AIM: Look through the listing for the word "text". Copy each line that has it.

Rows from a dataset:
※ ※ ※
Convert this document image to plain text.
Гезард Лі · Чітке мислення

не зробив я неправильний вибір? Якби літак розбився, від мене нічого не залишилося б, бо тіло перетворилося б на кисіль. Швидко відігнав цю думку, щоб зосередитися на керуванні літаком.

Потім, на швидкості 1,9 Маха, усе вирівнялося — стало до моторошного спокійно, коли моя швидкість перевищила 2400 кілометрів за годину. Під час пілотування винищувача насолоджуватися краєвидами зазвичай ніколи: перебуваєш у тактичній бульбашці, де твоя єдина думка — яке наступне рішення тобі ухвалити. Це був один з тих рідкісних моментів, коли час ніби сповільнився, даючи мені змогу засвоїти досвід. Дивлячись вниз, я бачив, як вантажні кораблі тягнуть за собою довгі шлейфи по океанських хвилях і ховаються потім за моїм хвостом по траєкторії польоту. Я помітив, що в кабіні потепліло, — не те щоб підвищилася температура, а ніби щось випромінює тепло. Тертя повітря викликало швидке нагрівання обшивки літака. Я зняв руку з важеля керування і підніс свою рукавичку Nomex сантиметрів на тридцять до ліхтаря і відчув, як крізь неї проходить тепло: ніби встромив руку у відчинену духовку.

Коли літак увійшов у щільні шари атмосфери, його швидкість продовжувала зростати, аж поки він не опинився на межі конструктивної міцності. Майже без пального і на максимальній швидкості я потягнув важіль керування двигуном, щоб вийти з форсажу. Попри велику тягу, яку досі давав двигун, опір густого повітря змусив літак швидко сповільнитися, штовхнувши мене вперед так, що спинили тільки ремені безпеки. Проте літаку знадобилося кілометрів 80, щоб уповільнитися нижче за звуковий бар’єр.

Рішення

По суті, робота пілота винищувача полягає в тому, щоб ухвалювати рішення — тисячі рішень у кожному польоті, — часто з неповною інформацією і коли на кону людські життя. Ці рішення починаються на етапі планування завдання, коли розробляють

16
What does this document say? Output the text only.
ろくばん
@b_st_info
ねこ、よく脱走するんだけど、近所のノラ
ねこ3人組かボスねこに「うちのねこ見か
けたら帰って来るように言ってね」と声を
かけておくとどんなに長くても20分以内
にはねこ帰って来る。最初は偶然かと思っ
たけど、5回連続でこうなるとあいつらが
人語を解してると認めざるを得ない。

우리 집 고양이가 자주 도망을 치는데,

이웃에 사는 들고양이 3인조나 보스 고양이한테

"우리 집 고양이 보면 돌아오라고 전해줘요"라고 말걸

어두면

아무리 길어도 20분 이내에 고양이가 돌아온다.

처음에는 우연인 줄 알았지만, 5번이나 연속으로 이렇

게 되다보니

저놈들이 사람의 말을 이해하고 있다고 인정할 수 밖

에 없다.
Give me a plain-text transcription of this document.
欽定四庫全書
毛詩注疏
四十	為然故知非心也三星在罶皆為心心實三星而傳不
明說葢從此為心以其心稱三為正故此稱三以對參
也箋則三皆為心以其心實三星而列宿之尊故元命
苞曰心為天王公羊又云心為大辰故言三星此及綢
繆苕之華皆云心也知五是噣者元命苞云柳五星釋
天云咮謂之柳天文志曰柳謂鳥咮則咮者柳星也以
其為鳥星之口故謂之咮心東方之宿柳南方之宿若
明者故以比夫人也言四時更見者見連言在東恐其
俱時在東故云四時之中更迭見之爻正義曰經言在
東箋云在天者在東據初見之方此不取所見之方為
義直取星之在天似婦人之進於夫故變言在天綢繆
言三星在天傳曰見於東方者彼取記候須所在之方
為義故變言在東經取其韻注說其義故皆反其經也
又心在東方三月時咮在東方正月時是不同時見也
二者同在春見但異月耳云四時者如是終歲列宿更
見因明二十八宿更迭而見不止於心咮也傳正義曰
※ ※ ※
RESPONSE TO THIS TASK:
Convert this document image to plain text.
What does this document say? Output the text only.
Give me a plain-text transcription of this document.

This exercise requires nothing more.